**WHAT YOU WILL DO:**
Identify the lines that contain the string "cache" and copy all of them.

++++ INPUT

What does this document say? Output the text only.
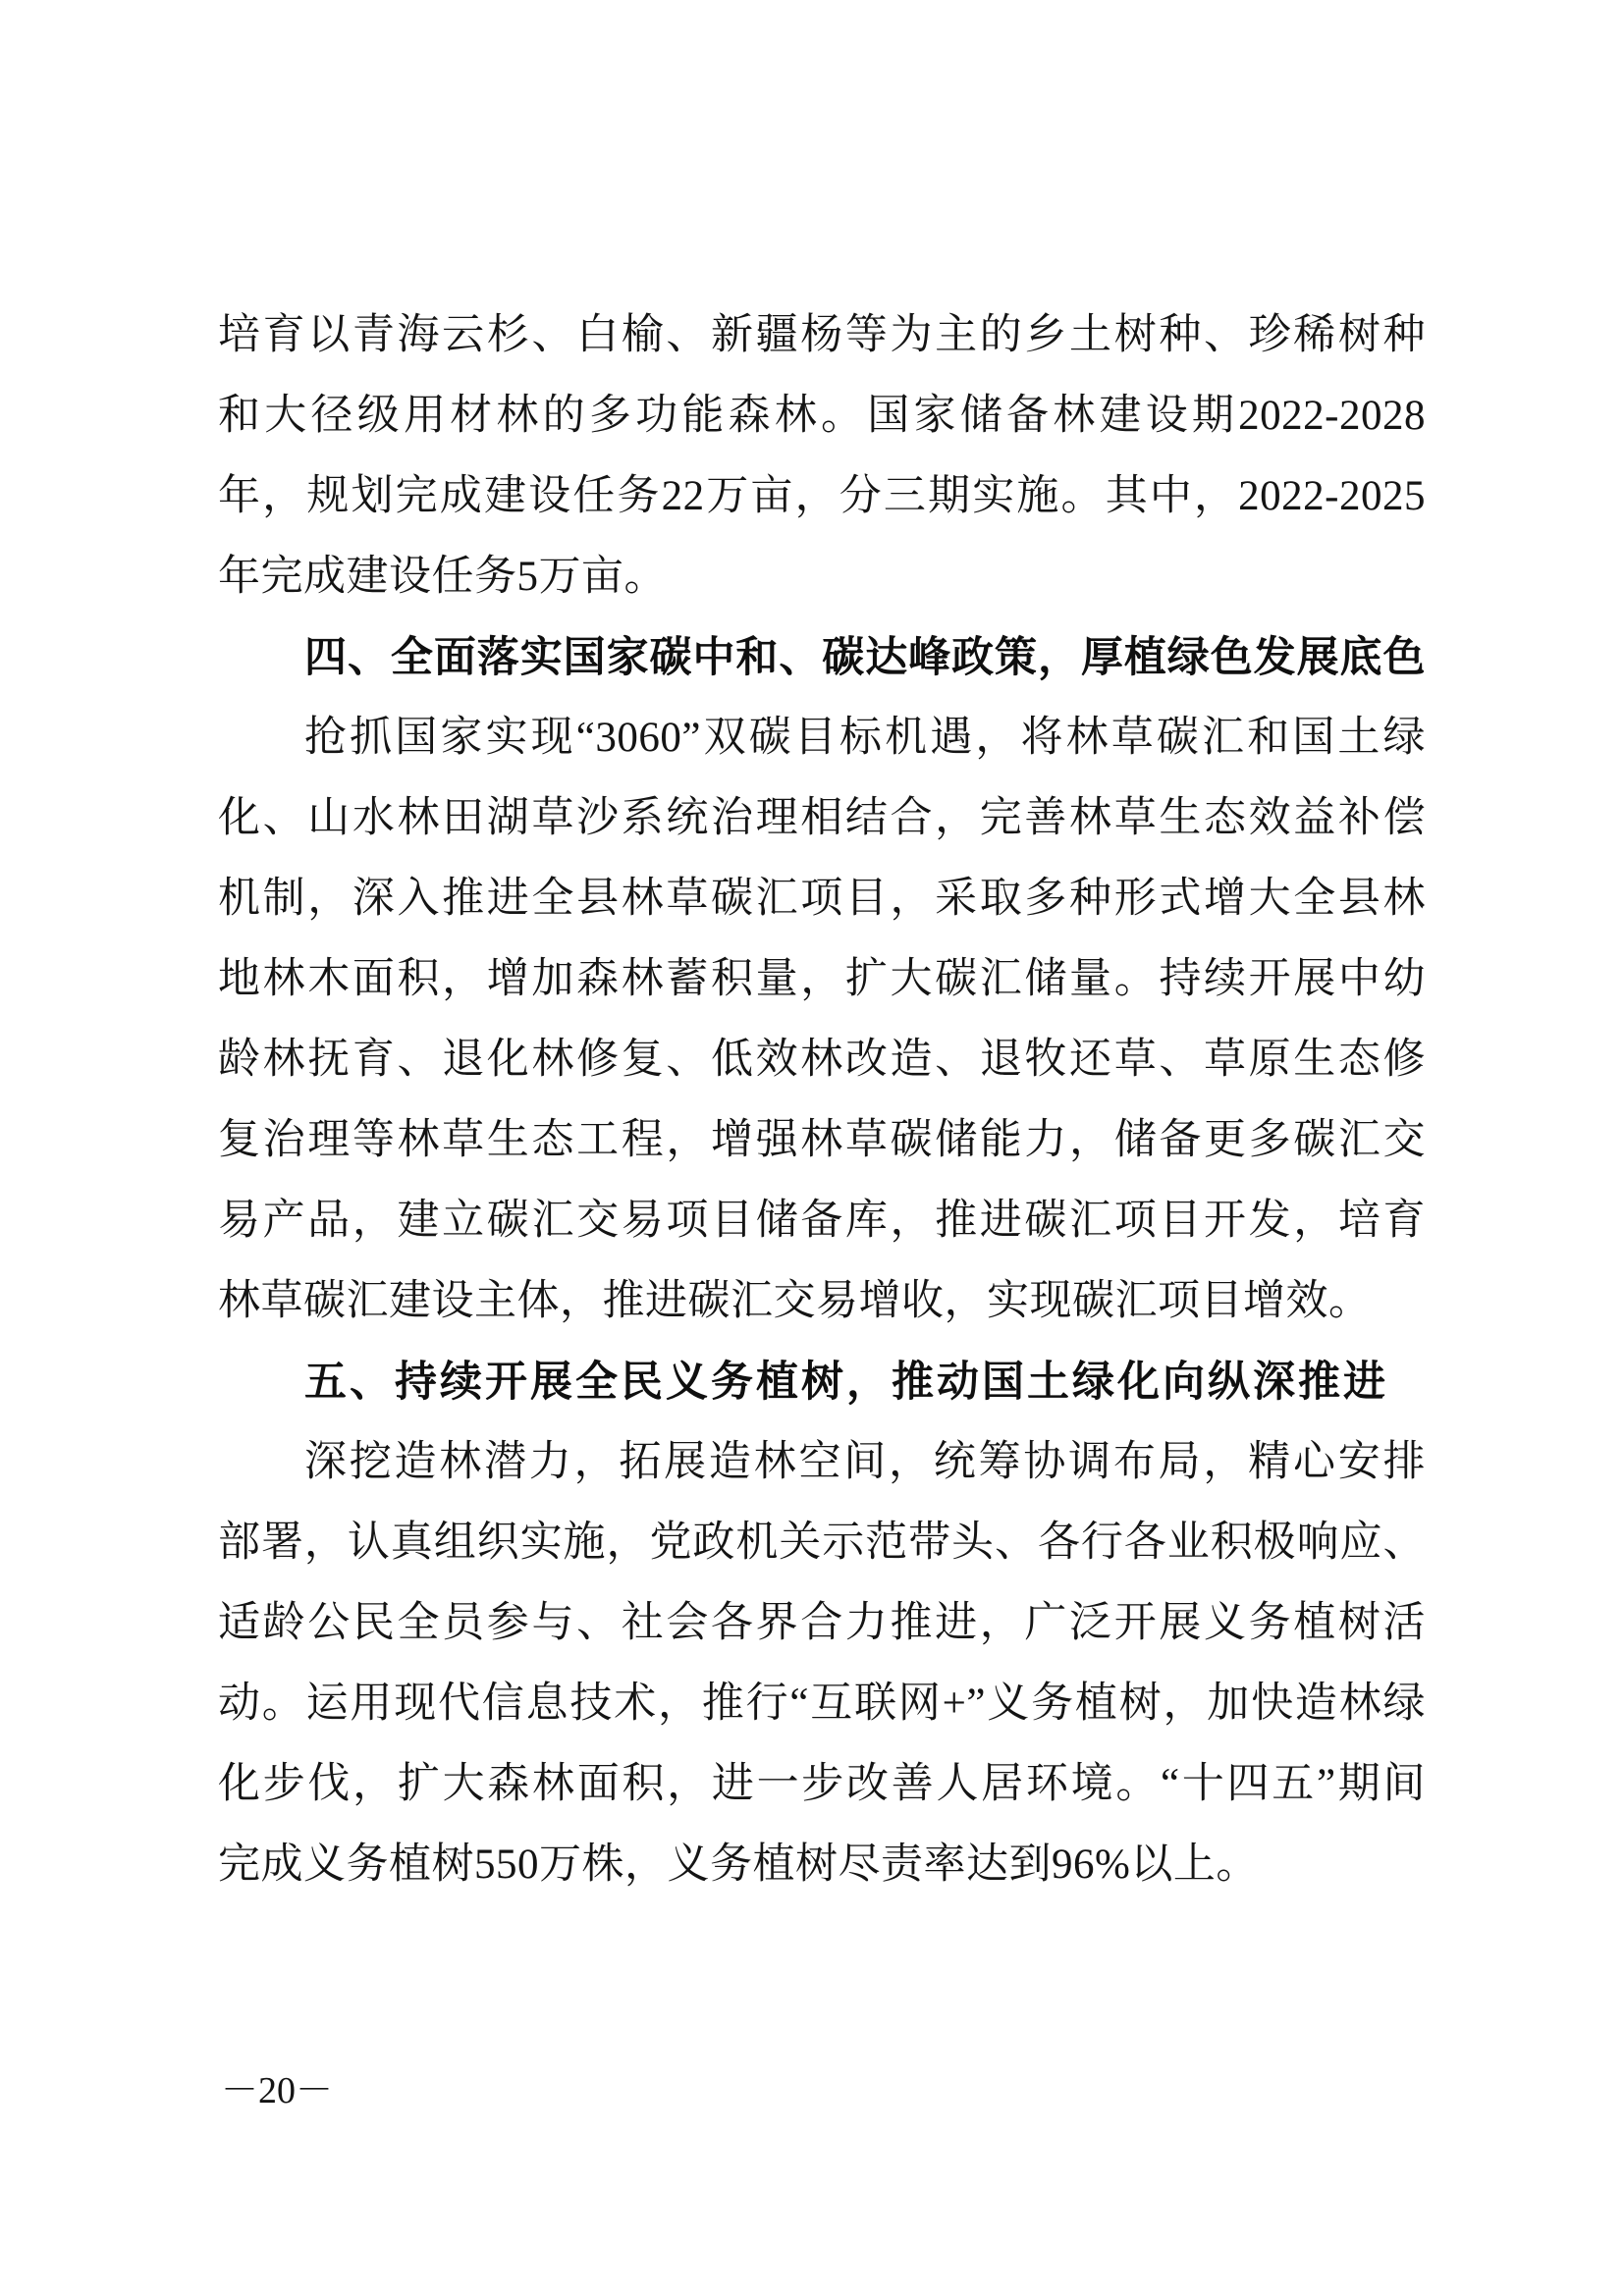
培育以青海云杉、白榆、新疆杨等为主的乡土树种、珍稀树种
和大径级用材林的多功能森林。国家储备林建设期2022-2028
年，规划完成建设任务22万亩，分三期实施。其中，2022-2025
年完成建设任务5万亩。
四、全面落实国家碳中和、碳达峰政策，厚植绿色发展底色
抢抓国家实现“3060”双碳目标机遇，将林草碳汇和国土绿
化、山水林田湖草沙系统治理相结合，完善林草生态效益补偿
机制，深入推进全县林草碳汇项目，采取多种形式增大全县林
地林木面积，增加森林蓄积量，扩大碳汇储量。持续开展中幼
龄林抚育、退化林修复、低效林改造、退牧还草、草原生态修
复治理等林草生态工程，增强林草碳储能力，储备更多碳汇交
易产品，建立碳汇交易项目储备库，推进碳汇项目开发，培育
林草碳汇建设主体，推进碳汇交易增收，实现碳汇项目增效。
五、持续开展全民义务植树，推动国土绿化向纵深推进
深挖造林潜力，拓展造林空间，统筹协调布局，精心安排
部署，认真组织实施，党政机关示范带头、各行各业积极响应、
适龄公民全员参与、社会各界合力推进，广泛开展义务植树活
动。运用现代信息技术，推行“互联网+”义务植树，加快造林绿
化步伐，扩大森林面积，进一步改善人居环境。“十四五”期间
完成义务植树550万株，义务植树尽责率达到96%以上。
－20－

++++++++
++++ INPUT

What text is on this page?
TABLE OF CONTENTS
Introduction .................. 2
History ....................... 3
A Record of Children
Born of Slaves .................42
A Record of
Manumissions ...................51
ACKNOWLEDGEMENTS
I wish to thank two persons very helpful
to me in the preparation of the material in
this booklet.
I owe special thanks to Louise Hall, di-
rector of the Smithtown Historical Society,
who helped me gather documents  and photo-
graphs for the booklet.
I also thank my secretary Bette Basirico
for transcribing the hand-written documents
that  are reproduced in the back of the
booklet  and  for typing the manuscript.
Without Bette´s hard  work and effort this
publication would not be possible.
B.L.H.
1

++++++++
++++ INPUT

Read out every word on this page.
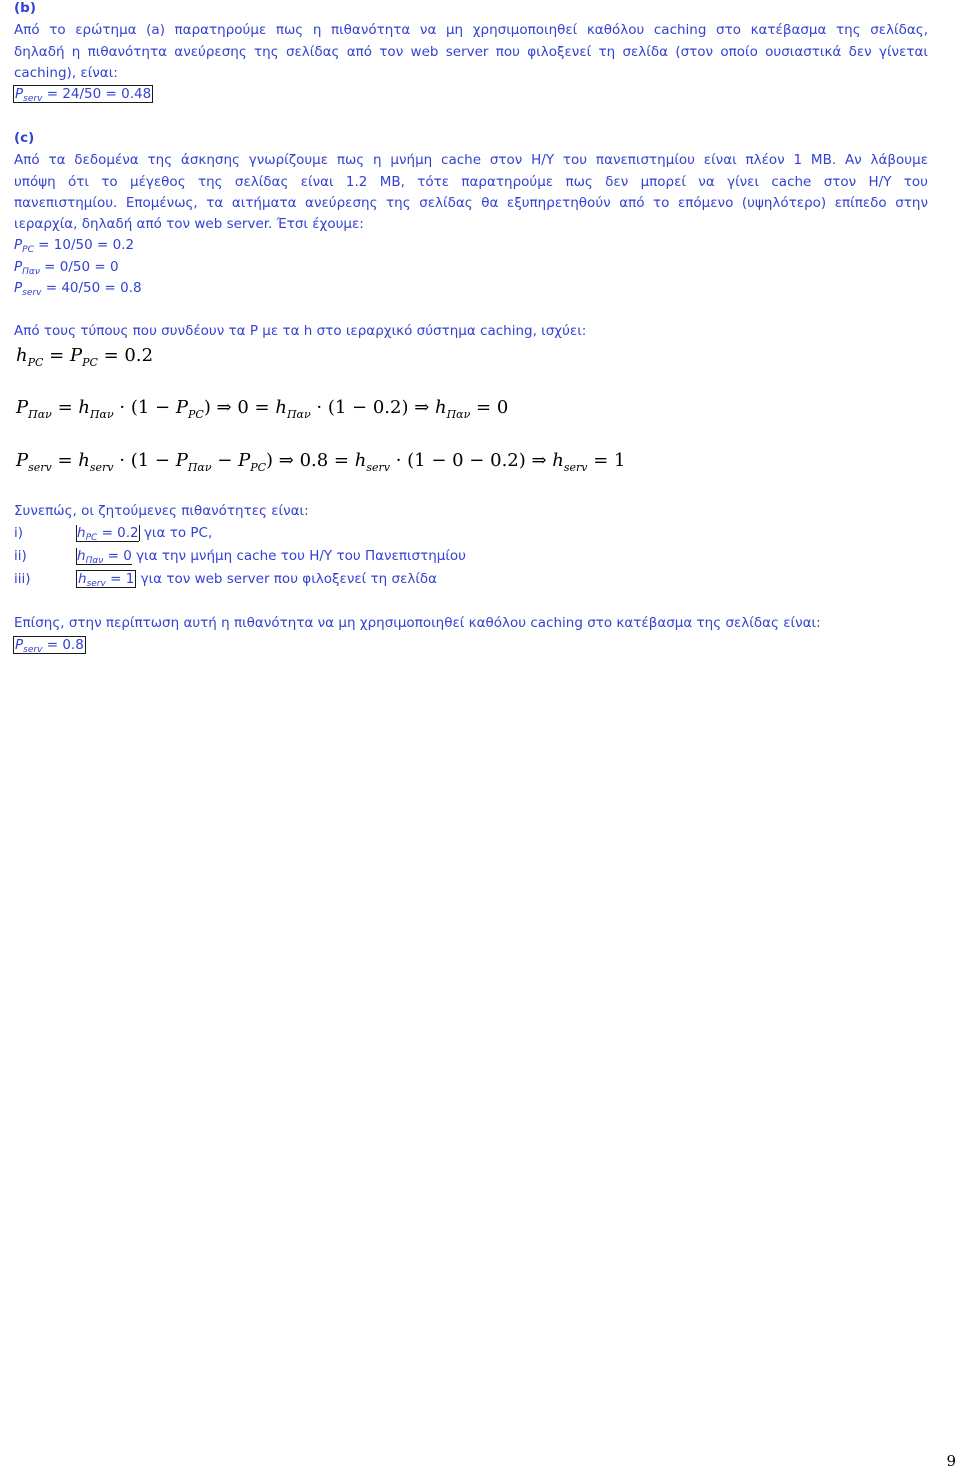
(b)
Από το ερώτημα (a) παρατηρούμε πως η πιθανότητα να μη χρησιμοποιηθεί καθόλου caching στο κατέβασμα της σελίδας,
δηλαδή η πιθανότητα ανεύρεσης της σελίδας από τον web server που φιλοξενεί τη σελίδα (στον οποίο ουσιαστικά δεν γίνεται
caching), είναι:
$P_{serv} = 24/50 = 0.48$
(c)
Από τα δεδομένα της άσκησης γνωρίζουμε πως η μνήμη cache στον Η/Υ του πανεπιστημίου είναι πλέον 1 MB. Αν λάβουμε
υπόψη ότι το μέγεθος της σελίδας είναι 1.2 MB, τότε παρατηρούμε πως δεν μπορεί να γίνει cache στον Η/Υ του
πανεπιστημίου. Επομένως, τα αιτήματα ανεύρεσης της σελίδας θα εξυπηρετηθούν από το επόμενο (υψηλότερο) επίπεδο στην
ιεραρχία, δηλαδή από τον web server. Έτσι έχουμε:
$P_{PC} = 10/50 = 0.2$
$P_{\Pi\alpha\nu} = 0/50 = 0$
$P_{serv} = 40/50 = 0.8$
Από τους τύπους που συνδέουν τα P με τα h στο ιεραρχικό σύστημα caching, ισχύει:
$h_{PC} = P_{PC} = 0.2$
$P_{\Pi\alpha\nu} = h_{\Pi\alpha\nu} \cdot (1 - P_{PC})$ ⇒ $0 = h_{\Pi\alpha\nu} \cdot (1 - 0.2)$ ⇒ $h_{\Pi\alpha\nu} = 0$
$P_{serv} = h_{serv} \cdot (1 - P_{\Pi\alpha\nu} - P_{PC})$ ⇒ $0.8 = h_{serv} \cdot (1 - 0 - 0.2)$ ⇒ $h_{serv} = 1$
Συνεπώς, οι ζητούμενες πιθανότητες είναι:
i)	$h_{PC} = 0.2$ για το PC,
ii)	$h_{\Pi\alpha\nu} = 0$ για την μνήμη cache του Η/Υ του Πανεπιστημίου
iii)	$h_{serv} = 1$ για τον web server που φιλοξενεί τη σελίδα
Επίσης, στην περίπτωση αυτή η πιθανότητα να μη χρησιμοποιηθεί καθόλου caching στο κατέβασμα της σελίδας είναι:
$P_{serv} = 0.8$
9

++++++++

**RESULT FOR THIS TASK:**
Από τα δεδομένα της άσκησης γνωρίζουμε πως η μνήμη cache στον Η/Υ του πανεπιστημίου είναι πλέον 1 MB. Αν λάβουμε
υπόψη ότι το μέγεθος της σελίδας είναι 1.2 MB, τότε παρατηρούμε πως δεν μπορεί να γίνει cache στον Η/Υ του
ii)	$h_{\Pi\alpha\nu} = 0$ για την μνήμη cache του Η/Υ του Πανεπιστημίου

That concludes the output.